* Work to complete *
Transcribe every entry below word for word, but skip the pictures.

+---+

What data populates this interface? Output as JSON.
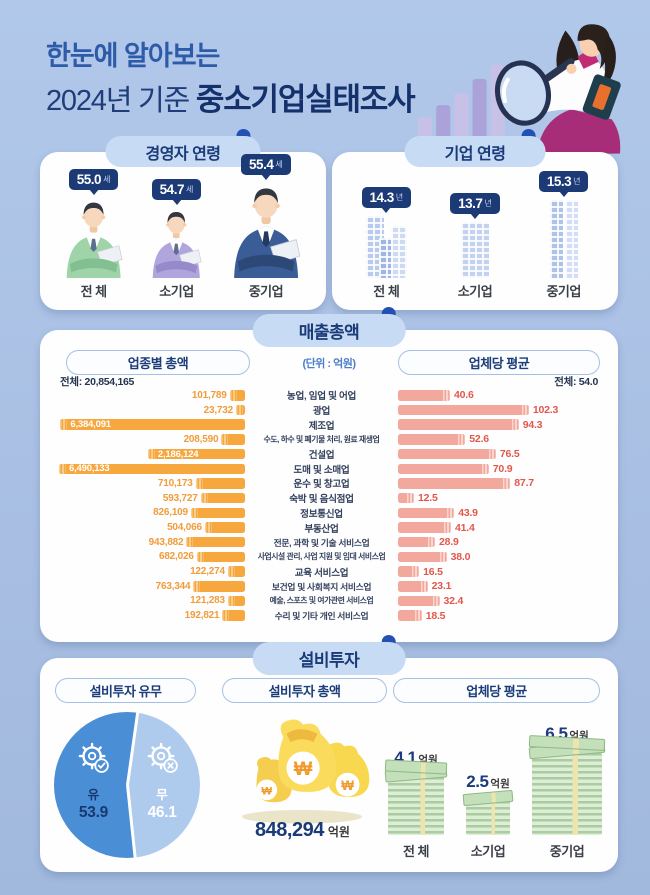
{
  "header": {
    "title_line1": "한눈에 알아보는",
    "title_line2_regular": "2024년 기준 ",
    "title_line2_bold": "중소기업실태조사"
  },
  "ceo_age": {
    "title": "경영자 연령",
    "items": [
      {
        "label": "전 체",
        "value": "55.0",
        "unit": "세",
        "suit": "#9ED4A8",
        "suit_dark": "#82C092",
        "tie": "#5C6F8E"
      },
      {
        "label": "소기업",
        "value": "54.7",
        "unit": "세",
        "suit": "#B0A6DD",
        "suit_dark": "#968ACB",
        "tie": "#5C6F8E"
      },
      {
        "label": "중기업",
        "value": "55.4",
        "unit": "세",
        "suit": "#3A5C97",
        "suit_dark": "#2C4877",
        "tie": "#24395F"
      }
    ]
  },
  "company_age": {
    "title": "기업 연령",
    "items": [
      {
        "label": "전 체",
        "value": "14.3",
        "unit": "년",
        "size": "md"
      },
      {
        "label": "소기업",
        "value": "13.7",
        "unit": "년",
        "size": "sm"
      },
      {
        "label": "중기업",
        "value": "15.3",
        "unit": "년",
        "size": "lg"
      }
    ]
  },
  "sales": {
    "title": "매출총액",
    "unit_note": "(단위 : 억원)",
    "left_header": "업종별 총액",
    "right_header": "업체당 평균",
    "left_total": "전체: 20,854,165",
    "right_total": "전체: 54.0",
    "rows": [
      {
        "label": "농업, 임업 및 어업",
        "total": "101,789",
        "avg": "40.6"
      },
      {
        "label": "광업",
        "total": "23,732",
        "avg": "102.3"
      },
      {
        "label": "제조업",
        "total": "6,384,091",
        "avg": "94.3"
      },
      {
        "label": "수도, 하수 및 폐기물 처리, 원료 재생업",
        "total": "208,590",
        "avg": "52.6"
      },
      {
        "label": "건설업",
        "total": "2,186,124",
        "avg": "76.5"
      },
      {
        "label": "도매 및 소매업",
        "total": "6,490,133",
        "avg": "70.9"
      },
      {
        "label": "운수 및 창고업",
        "total": "710,173",
        "avg": "87.7"
      },
      {
        "label": "숙박 및 음식점업",
        "total": "593,727",
        "avg": "12.5"
      },
      {
        "label": "정보통신업",
        "total": "826,109",
        "avg": "43.9"
      },
      {
        "label": "부동산업",
        "total": "504,066",
        "avg": "41.4"
      },
      {
        "label": "전문, 과학 및 기술 서비스업",
        "total": "943,882",
        "avg": "28.9"
      },
      {
        "label": "사업시설 관리, 사업 지원 및 임대 서비스업",
        "total": "682,026",
        "avg": "38.0"
      },
      {
        "label": "교육 서비스업",
        "total": "122,274",
        "avg": "16.5"
      },
      {
        "label": "보건업 및 사회복지 서비스업",
        "total": "763,344",
        "avg": "23.1"
      },
      {
        "label": "예술, 스포츠 및 여가관련 서비스업",
        "total": "121,283",
        "avg": "32.4"
      },
      {
        "label": "수리 및 기타 개인 서비스업",
        "total": "192,821",
        "avg": "18.5"
      }
    ]
  },
  "investment": {
    "title": "설비투자",
    "pie": {
      "header": "설비투자 유무",
      "slices": [
        {
          "label": "유",
          "value": "53.9",
          "color": "#4A8ED6"
        },
        {
          "label": "무",
          "value": "46.1",
          "color": "#AECBED"
        }
      ]
    },
    "total": {
      "header": "설비투자 총액",
      "value": "848,294",
      "unit": "억원",
      "currency": "₩"
    },
    "average": {
      "header": "업체당 평균",
      "items": [
        {
          "label": "전 체",
          "value": "4.1",
          "unit": "억원",
          "size": "md"
        },
        {
          "label": "소기업",
          "value": "2.5",
          "unit": "억원",
          "size": "sm"
        },
        {
          "label": "중기업",
          "value": "6.5",
          "unit": "억원",
          "size": "lg"
        }
      ]
    }
  },
  "colors": {
    "page_bg": "#AEC5E8",
    "navy": "#1A3A78",
    "pill_bg": "#C7DBF4",
    "orange_bar": "#F6A73E",
    "pink_bar": "#F3A89E",
    "red_label": "#E2574A",
    "pie_yes": "#4A8ED6",
    "pie_no": "#AECBED"
  },
  "chart_data": [
    {
      "type": "bar",
      "orientation": "horizontal",
      "title": "업종별 총액 (매출총액)",
      "unit": "억원",
      "total_label": "전체: 20,854,165",
      "categories": [
        "농업, 임업 및 어업",
        "광업",
        "제조업",
        "수도, 하수 및 폐기물 처리, 원료 재생업",
        "건설업",
        "도매 및 소매업",
        "운수 및 창고업",
        "숙박 및 음식점업",
        "정보통신업",
        "부동산업",
        "전문, 과학 및 기술 서비스업",
        "사업시설 관리, 사업 지원 및 임대 서비스업",
        "교육 서비스업",
        "보건업 및 사회복지 서비스업",
        "예술, 스포츠 및 여가관련 서비스업",
        "수리 및 기타 개인 서비스업"
      ],
      "values": [
        101789,
        23732,
        6384091,
        208590,
        2186124,
        6490133,
        710173,
        593727,
        826109,
        504066,
        943882,
        682026,
        122274,
        763344,
        121283,
        192821
      ]
    },
    {
      "type": "bar",
      "orientation": "horizontal",
      "title": "업체당 평균 (매출총액)",
      "unit": "억원",
      "total_label": "전체: 54.0",
      "categories": [
        "농업, 임업 및 어업",
        "광업",
        "제조업",
        "수도, 하수 및 폐기물 처리, 원료 재생업",
        "건설업",
        "도매 및 소매업",
        "운수 및 창고업",
        "숙박 및 음식점업",
        "정보통신업",
        "부동산업",
        "전문, 과학 및 기술 서비스업",
        "사업시설 관리, 사업 지원 및 임대 서비스업",
        "교육 서비스업",
        "보건업 및 사회복지 서비스업",
        "예술, 스포츠 및 여가관련 서비스업",
        "수리 및 기타 개인 서비스업"
      ],
      "values": [
        40.6,
        102.3,
        94.3,
        52.6,
        76.5,
        70.9,
        87.7,
        12.5,
        43.9,
        41.4,
        28.9,
        38.0,
        16.5,
        23.1,
        32.4,
        18.5
      ]
    },
    {
      "type": "pie",
      "title": "설비투자 유무",
      "labels": [
        "유",
        "무"
      ],
      "values": [
        53.9,
        46.1
      ]
    },
    {
      "type": "bar",
      "title": "경영자 연령 (세)",
      "categories": [
        "전 체",
        "소기업",
        "중기업"
      ],
      "values": [
        55.0,
        54.7,
        55.4
      ]
    },
    {
      "type": "bar",
      "title": "기업 연령 (년)",
      "categories": [
        "전 체",
        "소기업",
        "중기업"
      ],
      "values": [
        14.3,
        13.7,
        15.3
      ]
    },
    {
      "type": "bar",
      "title": "설비투자 업체당 평균 (억원)",
      "categories": [
        "전 체",
        "소기업",
        "중기업"
      ],
      "values": [
        4.1,
        2.5,
        6.5
      ]
    },
    {
      "type": "bar",
      "title": "설비투자 총액 (억원)",
      "categories": [
        "전체"
      ],
      "values": [
        848294
      ]
    }
  ]
}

+---+

* Result of this exercise *
What data populates this interface? Output as JSON.
{
  "header": {
    "title_line1": "한눈에 알아보는",
    "title_line2_regular": "2024년 기준 ",
    "title_line2_bold": "중소기업실태조사"
  },
  "ceo_age": {
    "title": "경영자 연령",
    "items": [
      {
        "label": "전 체",
        "value": "55.0",
        "unit": "세",
        "suit": "#9ED4A8",
        "suit_dark": "#82C092",
        "tie": "#5C6F8E"
      },
      {
        "label": "소기업",
        "value": "54.7",
        "unit": "세",
        "suit": "#B0A6DD",
        "suit_dark": "#968ACB",
        "tie": "#5C6F8E"
      },
      {
        "label": "중기업",
        "value": "55.4",
        "unit": "세",
        "suit": "#3A5C97",
        "suit_dark": "#2C4877",
        "tie": "#24395F"
      }
    ]
  },
  "company_age": {
    "title": "기업 연령",
    "items": [
      {
        "label": "전 체",
        "value": "14.3",
        "unit": "년",
        "size": "md"
      },
      {
        "label": "소기업",
        "value": "13.7",
        "unit": "년",
        "size": "sm"
      },
      {
        "label": "중기업",
        "value": "15.3",
        "unit": "년",
        "size": "lg"
      }
    ]
  },
  "sales": {
    "title": "매출총액",
    "unit_note": "(단위 : 억원)",
    "left_header": "업종별 총액",
    "right_header": "업체당 평균",
    "left_total": "전체: 20,854,165",
    "right_total": "전체: 54.0",
    "rows": [
      {
        "label": "농업, 임업 및 어업",
        "total": "101,789",
        "avg": "40.6"
      },
      {
        "label": "광업",
        "total": "23,732",
        "avg": "102.3"
      },
      {
        "label": "제조업",
        "total": "6,384,091",
        "avg": "94.3"
      },
      {
        "label": "수도, 하수 및 폐기물 처리, 원료 재생업",
        "total": "208,590",
        "avg": "52.6"
      },
      {
        "label": "건설업",
        "total": "2,186,124",
        "avg": "76.5"
      },
      {
        "label": "도매 및 소매업",
        "total": "6,490,133",
        "avg": "70.9"
      },
      {
        "label": "운수 및 창고업",
        "total": "710,173",
        "avg": "87.7"
      },
      {
        "label": "숙박 및 음식점업",
        "total": "593,727",
        "avg": "12.5"
      },
      {
        "label": "정보통신업",
        "total": "826,109",
        "avg": "43.9"
      },
      {
        "label": "부동산업",
        "total": "504,066",
        "avg": "41.4"
      },
      {
        "label": "전문, 과학 및 기술 서비스업",
        "total": "943,882",
        "avg": "28.9"
      },
      {
        "label": "사업시설 관리, 사업 지원 및 임대 서비스업",
        "total": "682,026",
        "avg": "38.0"
      },
      {
        "label": "교육 서비스업",
        "total": "122,274",
        "avg": "16.5"
      },
      {
        "label": "보건업 및 사회복지 서비스업",
        "total": "763,344",
        "avg": "23.1"
      },
      {
        "label": "예술, 스포츠 및 여가관련 서비스업",
        "total": "121,283",
        "avg": "32.4"
      },
      {
        "label": "수리 및 기타 개인 서비스업",
        "total": "192,821",
        "avg": "18.5"
      }
    ]
  },
  "investment": {
    "title": "설비투자",
    "pie": {
      "header": "설비투자 유무",
      "slices": [
        {
          "label": "유",
          "value": "53.9",
          "color": "#4A8ED6"
        },
        {
          "label": "무",
          "value": "46.1",
          "color": "#AECBED"
        }
      ]
    },
    "total": {
      "header": "설비투자 총액",
      "value": "848,294",
      "unit": "억원",
      "currency": "₩"
    },
    "average": {
      "header": "업체당 평균",
      "items": [
        {
          "label": "전 체",
          "value": "4.1",
          "unit": "억원",
          "size": "md"
        },
        {
          "label": "소기업",
          "value": "2.5",
          "unit": "억원",
          "size": "sm"
        },
        {
          "label": "중기업",
          "value": "6.5",
          "unit": "억원",
          "size": "lg"
        }
      ]
    }
  },
  "colors": {
    "page_bg": "#AEC5E8",
    "navy": "#1A3A78",
    "pill_bg": "#C7DBF4",
    "orange_bar": "#F6A73E",
    "pink_bar": "#F3A89E",
    "red_label": "#E2574A",
    "pie_yes": "#4A8ED6",
    "pie_no": "#AECBED"
  },
  "chart_data": [
    {
      "type": "bar",
      "orientation": "horizontal",
      "title": "업종별 총액 (매출총액)",
      "unit": "억원",
      "total_label": "전체: 20,854,165",
      "categories": [
        "농업, 임업 및 어업",
        "광업",
        "제조업",
        "수도, 하수 및 폐기물 처리, 원료 재생업",
        "건설업",
        "도매 및 소매업",
        "운수 및 창고업",
        "숙박 및 음식점업",
        "정보통신업",
        "부동산업",
        "전문, 과학 및 기술 서비스업",
        "사업시설 관리, 사업 지원 및 임대 서비스업",
        "교육 서비스업",
        "보건업 및 사회복지 서비스업",
        "예술, 스포츠 및 여가관련 서비스업",
        "수리 및 기타 개인 서비스업"
      ],
      "values": [
        101789,
        23732,
        6384091,
        208590,
        2186124,
        6490133,
        710173,
        593727,
        826109,
        504066,
        943882,
        682026,
        122274,
        763344,
        121283,
        192821
      ]
    },
    {
      "type": "bar",
      "orientation": "horizontal",
      "title": "업체당 평균 (매출총액)",
      "unit": "억원",
      "total_label": "전체: 54.0",
      "categories": [
        "농업, 임업 및 어업",
        "광업",
        "제조업",
        "수도, 하수 및 폐기물 처리, 원료 재생업",
        "건설업",
        "도매 및 소매업",
        "운수 및 창고업",
        "숙박 및 음식점업",
        "정보통신업",
        "부동산업",
        "전문, 과학 및 기술 서비스업",
        "사업시설 관리, 사업 지원 및 임대 서비스업",
        "교육 서비스업",
        "보건업 및 사회복지 서비스업",
        "예술, 스포츠 및 여가관련 서비스업",
        "수리 및 기타 개인 서비스업"
      ],
      "values": [
        40.6,
        102.3,
        94.3,
        52.6,
        76.5,
        70.9,
        87.7,
        12.5,
        43.9,
        41.4,
        28.9,
        38.0,
        16.5,
        23.1,
        32.4,
        18.5
      ]
    },
    {
      "type": "pie",
      "title": "설비투자 유무",
      "labels": [
        "유",
        "무"
      ],
      "values": [
        53.9,
        46.1
      ]
    },
    {
      "type": "bar",
      "title": "경영자 연령 (세)",
      "categories": [
        "전 체",
        "소기업",
        "중기업"
      ],
      "values": [
        55.0,
        54.7,
        55.4
      ]
    },
    {
      "type": "bar",
      "title": "기업 연령 (년)",
      "categories": [
        "전 체",
        "소기업",
        "중기업"
      ],
      "values": [
        14.3,
        13.7,
        15.3
      ]
    },
    {
      "type": "bar",
      "title": "설비투자 업체당 평균 (억원)",
      "categories": [
        "전 체",
        "소기업",
        "중기업"
      ],
      "values": [
        4.1,
        2.5,
        6.5
      ]
    },
    {
      "type": "bar",
      "title": "설비투자 총액 (억원)",
      "categories": [
        "전체"
      ],
      "values": [
        848294
      ]
    }
  ]
}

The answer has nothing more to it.